• _What to work on_:
Return all lines in the material below that contain "Value".

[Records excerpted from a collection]
========
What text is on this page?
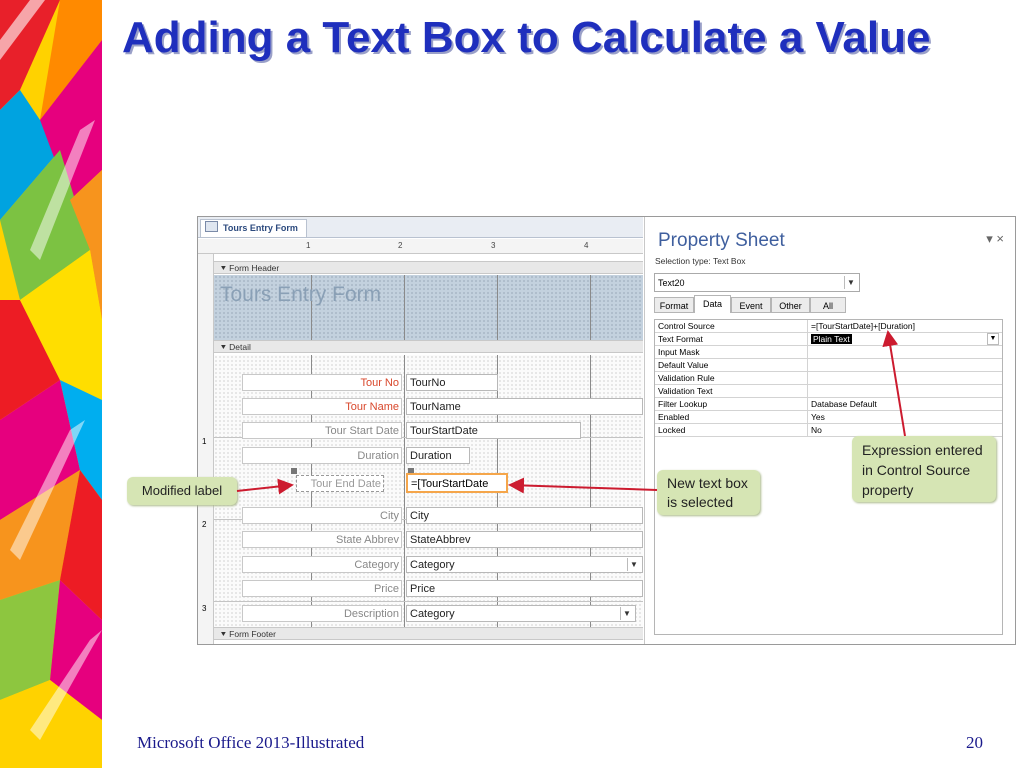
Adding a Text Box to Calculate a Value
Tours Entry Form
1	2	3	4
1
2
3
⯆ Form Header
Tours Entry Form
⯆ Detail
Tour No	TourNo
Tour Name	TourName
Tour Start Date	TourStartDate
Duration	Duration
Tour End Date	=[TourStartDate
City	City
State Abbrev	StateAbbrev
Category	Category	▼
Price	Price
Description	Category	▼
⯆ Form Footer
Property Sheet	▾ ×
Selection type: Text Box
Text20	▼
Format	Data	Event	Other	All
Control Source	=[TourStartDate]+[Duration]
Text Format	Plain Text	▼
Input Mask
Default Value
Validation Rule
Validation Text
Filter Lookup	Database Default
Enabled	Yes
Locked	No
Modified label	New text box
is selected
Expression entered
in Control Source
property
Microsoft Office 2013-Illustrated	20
========
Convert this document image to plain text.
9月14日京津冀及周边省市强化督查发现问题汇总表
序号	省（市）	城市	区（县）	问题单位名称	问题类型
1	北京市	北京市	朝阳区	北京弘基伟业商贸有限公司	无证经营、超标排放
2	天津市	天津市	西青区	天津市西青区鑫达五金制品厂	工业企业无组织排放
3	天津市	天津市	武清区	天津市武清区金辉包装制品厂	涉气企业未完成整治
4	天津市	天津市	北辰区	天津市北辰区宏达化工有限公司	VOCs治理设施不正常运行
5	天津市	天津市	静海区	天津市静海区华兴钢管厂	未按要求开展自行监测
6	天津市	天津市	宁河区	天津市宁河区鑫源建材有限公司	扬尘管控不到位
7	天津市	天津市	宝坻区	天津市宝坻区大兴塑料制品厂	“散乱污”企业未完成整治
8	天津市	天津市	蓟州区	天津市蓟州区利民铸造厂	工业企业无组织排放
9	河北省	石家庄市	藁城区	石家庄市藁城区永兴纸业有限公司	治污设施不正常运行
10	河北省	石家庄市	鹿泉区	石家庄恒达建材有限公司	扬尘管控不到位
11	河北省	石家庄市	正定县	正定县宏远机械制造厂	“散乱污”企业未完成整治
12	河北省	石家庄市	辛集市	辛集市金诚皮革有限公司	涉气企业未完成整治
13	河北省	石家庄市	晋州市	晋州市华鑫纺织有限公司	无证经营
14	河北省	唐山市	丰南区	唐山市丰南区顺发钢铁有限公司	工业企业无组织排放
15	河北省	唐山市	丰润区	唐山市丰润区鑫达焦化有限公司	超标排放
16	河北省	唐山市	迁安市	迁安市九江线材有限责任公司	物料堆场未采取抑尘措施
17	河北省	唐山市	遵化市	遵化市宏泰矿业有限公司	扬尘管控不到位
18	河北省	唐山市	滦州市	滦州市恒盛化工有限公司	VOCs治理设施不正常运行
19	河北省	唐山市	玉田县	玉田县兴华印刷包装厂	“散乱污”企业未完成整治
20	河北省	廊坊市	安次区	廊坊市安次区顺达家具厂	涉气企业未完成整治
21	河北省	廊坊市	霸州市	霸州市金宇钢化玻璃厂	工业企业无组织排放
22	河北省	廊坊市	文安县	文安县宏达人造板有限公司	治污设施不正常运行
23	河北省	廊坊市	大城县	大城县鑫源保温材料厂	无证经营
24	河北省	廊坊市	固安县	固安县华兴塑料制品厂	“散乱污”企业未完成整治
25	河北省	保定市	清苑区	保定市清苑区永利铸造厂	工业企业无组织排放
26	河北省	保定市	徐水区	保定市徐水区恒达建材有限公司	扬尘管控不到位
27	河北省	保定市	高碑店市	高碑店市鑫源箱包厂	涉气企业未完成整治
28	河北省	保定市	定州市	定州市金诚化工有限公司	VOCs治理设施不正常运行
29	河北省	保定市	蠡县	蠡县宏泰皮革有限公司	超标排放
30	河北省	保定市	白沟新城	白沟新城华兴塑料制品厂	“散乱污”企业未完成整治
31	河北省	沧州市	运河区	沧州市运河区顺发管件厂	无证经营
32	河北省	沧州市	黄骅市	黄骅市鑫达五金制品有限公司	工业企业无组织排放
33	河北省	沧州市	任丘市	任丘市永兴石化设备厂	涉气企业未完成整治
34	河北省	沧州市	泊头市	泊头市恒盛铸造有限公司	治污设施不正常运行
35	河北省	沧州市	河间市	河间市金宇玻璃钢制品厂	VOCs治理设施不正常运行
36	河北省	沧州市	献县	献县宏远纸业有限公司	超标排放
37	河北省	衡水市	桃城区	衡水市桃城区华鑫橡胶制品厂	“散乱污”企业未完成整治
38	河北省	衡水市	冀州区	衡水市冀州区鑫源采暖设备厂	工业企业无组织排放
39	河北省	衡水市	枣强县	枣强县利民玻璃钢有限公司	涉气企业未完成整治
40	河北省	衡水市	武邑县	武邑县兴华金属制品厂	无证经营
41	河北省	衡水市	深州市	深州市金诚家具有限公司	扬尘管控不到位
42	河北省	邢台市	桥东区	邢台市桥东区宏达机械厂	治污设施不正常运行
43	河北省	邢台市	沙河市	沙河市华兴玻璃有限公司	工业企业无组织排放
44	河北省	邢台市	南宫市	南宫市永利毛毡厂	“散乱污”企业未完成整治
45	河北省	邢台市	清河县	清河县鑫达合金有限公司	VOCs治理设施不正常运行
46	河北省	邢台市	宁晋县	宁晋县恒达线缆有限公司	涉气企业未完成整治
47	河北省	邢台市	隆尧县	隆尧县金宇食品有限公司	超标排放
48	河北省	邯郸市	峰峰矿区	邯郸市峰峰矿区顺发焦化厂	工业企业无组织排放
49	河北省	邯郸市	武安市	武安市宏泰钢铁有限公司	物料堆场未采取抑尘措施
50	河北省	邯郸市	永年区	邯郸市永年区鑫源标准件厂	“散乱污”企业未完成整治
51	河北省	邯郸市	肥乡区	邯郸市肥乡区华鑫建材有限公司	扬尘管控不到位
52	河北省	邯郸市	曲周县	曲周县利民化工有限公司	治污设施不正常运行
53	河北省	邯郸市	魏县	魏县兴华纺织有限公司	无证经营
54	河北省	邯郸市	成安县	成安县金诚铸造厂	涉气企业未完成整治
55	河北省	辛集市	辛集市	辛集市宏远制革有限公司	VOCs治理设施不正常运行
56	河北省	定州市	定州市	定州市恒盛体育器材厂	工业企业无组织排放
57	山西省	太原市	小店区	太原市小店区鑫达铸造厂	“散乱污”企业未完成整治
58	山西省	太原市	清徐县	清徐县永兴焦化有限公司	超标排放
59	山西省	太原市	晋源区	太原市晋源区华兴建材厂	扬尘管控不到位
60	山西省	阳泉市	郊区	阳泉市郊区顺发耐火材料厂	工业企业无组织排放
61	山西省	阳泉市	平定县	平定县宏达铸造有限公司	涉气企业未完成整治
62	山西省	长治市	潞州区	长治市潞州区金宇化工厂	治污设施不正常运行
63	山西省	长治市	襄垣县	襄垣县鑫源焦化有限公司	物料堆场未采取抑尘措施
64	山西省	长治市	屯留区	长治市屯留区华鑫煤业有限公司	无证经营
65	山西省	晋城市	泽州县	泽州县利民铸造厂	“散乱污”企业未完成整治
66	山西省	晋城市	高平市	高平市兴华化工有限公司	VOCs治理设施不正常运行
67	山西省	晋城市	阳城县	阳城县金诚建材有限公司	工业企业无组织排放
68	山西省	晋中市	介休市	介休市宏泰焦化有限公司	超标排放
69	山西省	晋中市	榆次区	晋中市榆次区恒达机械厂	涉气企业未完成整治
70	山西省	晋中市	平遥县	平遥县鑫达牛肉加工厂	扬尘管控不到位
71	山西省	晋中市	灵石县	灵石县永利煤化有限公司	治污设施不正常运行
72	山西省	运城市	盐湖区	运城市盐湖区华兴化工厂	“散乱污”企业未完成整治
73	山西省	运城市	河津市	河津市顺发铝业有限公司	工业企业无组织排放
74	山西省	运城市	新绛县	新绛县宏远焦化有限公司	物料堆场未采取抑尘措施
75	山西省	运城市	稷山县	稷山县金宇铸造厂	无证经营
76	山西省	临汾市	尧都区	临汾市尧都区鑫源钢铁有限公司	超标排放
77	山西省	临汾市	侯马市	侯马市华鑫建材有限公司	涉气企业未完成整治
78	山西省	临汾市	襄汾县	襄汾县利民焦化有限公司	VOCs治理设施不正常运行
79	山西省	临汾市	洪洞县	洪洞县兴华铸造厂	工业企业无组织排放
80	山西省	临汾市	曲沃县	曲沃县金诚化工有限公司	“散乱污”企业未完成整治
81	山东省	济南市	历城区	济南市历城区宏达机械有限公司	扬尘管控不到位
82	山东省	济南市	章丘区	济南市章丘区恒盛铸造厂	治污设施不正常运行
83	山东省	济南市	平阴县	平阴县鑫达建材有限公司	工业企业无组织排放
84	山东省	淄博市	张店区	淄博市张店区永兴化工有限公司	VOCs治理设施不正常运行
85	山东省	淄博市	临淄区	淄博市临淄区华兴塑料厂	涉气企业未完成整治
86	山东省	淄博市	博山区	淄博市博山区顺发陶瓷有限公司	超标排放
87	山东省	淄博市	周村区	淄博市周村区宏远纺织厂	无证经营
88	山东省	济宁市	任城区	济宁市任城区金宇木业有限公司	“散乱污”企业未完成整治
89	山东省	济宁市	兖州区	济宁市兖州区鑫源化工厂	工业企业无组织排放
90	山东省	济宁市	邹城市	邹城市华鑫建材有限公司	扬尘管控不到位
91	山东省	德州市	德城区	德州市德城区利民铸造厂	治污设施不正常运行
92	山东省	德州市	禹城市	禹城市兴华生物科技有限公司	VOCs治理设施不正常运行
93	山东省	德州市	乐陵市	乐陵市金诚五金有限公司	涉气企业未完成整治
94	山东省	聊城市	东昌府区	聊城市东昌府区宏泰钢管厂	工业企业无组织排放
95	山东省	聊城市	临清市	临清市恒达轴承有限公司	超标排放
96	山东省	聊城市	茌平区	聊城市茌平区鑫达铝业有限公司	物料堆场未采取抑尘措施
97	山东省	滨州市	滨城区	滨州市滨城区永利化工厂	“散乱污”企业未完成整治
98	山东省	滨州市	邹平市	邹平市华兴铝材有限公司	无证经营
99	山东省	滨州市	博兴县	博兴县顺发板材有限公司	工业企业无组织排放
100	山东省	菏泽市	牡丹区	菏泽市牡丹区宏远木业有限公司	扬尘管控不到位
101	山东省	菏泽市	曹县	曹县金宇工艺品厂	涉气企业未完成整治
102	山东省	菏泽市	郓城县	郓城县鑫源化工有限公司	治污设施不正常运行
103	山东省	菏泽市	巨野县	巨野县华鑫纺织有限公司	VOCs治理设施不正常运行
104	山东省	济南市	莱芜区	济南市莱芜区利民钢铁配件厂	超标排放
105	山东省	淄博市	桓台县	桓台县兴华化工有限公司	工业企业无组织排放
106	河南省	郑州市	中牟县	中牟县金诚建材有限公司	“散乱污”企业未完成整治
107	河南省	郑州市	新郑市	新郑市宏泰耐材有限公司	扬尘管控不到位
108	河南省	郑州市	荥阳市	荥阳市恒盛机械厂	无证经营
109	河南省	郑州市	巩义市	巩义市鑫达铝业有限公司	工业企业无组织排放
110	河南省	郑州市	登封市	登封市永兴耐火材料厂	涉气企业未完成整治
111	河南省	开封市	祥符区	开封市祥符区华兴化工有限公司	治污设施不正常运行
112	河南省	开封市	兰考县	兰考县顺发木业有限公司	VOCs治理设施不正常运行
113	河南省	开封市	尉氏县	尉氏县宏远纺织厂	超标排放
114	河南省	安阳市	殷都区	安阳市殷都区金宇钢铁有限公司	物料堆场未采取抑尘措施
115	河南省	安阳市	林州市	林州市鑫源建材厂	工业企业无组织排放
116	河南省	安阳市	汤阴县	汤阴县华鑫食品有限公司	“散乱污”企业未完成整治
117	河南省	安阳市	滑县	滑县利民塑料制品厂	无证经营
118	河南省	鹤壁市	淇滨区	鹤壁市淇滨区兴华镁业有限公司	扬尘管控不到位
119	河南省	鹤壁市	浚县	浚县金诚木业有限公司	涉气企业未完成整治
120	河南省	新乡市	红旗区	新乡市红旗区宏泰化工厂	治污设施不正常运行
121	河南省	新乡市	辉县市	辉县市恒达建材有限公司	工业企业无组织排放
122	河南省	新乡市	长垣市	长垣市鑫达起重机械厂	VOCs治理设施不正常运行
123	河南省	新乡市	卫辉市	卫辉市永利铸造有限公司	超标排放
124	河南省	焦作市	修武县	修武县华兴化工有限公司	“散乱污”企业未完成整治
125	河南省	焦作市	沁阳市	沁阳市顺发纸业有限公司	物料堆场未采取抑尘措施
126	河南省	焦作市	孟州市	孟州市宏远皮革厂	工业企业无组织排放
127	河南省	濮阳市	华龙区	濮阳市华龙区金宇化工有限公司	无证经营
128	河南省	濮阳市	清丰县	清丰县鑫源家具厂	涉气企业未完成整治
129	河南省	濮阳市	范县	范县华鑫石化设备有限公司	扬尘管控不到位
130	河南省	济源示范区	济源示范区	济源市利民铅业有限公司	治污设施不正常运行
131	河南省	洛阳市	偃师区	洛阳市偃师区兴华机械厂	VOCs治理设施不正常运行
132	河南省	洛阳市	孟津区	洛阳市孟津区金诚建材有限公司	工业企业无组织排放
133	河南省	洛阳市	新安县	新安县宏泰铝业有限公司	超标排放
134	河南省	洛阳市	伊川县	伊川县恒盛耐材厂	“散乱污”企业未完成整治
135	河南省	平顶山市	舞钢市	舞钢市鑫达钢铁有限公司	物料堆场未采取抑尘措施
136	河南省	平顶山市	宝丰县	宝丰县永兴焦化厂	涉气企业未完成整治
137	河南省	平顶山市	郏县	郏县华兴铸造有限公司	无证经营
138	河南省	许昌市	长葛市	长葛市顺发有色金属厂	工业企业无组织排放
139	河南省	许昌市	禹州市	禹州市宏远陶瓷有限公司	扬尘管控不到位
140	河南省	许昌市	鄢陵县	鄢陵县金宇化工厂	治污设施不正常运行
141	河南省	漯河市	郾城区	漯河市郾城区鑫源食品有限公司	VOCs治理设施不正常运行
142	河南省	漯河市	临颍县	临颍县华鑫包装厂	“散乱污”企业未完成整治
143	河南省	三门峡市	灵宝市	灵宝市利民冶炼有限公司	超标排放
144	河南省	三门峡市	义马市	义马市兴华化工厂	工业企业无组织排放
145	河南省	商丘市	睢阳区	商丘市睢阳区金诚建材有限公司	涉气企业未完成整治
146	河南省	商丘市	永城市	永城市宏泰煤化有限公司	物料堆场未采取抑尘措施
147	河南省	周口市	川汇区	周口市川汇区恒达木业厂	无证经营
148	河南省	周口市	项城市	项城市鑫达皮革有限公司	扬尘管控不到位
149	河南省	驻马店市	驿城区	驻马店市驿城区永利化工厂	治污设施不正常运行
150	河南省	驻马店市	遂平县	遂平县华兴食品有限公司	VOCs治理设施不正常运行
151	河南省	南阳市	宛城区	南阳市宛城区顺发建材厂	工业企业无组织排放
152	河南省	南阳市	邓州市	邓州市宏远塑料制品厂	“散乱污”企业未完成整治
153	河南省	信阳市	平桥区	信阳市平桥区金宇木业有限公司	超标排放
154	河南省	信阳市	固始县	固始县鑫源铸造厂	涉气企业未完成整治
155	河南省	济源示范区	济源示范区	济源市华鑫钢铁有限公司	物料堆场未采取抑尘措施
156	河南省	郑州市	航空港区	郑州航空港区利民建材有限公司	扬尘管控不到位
========
• _The answer_:
Adding a Text Box to Calculate a Value
Default Value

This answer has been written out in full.